-- start of Page text --

Responsible, as Chairman, for agreeing the strategy of the Group, member
of the Audit Committee and Chairman of Remuneration Committee.
Stephen Lewis FRICS DipProjMan (RICS) - Chief Executive
One of the youngest Fellows of the RICS ever elected. 30 years' experience of
major development and investment projects for blue chip companies. 10 years at
St. Martins Property Corporation. Part of the team on the London Bridge City
extra scheme. Also employed by the Grosvenor Estate, Heron International,
Estates & General plc and Planet Hollywood (Europe) Limited. Major projects
undertaken include Castle Mall (Norwich), Cribb's Causeway (Bristol), the UK
headquarters for AIB (Uxbridge), Sound Republic (London and New York) and
establishing the Heron City Concept in Europe.
Responsible for directing
and implementing the Group's strategy and particularly that relating
to the YES! Project.
Peter Collins - Non-Executive Director
Worked on corporate insurance programmes for blue chip organisations including IBM,
Michelin Tyre and Hays plc. Handled the insurance and risk management requirements of Hays plc
for 20 years while developing external business. Peter has worked on project policies
including those for London Bridge City and Castle Mall Norwich.
Acts as a Non-Executive Director,
with particular interest in insurance matters, member of Audit and Remuneration
Committee.
Michael Williams C Eng. FCMA MCIBSE - Director
Served many years with Hadens as a Director: successfully established energy businesses in the Middle.
Founder of CDC and widely recognised as the UK’s leading visionary in the field of integrated systems within
the Intelligent Buildings and built environment. Only non-chinese member on new Chinese Standards Committee
for Intelligent Buildings and also sits on the Board of Management for the M Sc in Intelligent Buildings
at Reading University.
Details of Committees of the Board of Directors and their Responsibilities:
The Board meets on a formal basis usually once per month. At those meetings a
detailed report from the Finance Director is presented and discussed. The Chief
Executive also presents a monthly report on the progress of group operations
and in particular the YES! Project. The Board considers risk and strategy at
each meeting.
An Audit Committee is established and comprises Malcolm Savage (Chairman),
and Peter Collins. The Committee meets with the auditors, considers the results
and the audit process, and satisfies itself as to the auditor’s independence.

-- end of Page text --

Goal of the exercise:
Using the board profiles above, list every organization where Stephen Lewis is said to have worked or been employed.

-- start of Data entries --

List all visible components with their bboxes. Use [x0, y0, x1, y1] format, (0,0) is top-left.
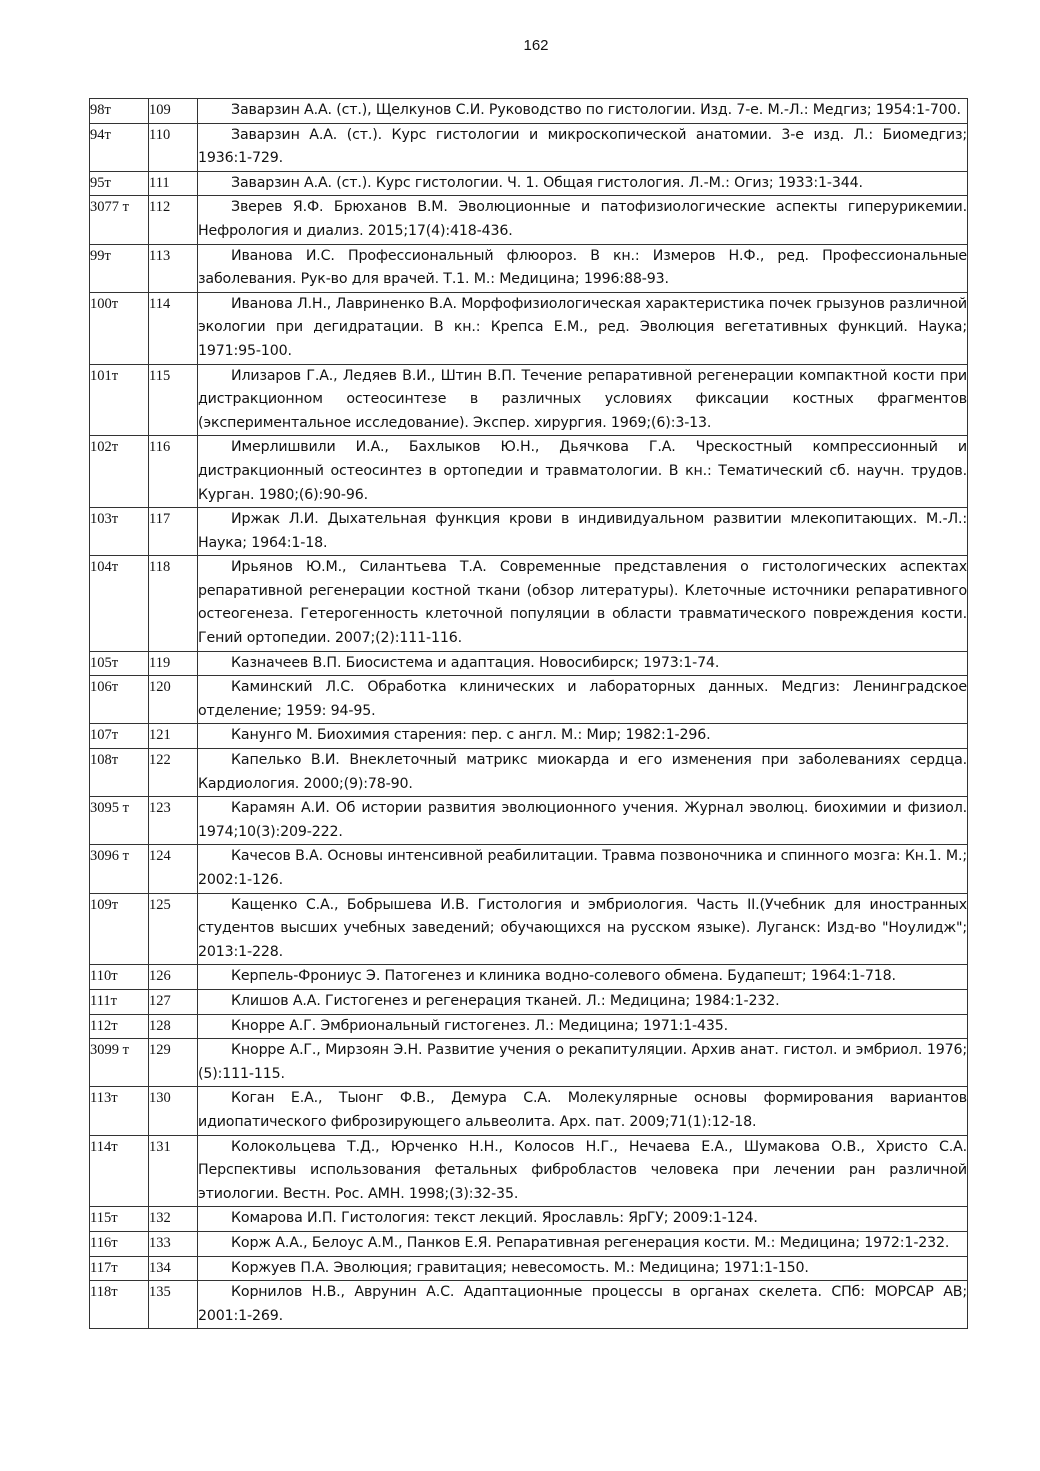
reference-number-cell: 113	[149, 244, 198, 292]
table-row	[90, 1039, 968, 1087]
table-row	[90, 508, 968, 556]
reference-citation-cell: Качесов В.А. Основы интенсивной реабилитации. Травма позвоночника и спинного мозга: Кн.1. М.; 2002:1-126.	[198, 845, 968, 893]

-- end of Data entries --

Response:
- St. Martins Property Corporation
- the Grosvenor Estate
- Heron International
- Estates & General plc
- Planet Hollywood (Europe) Limited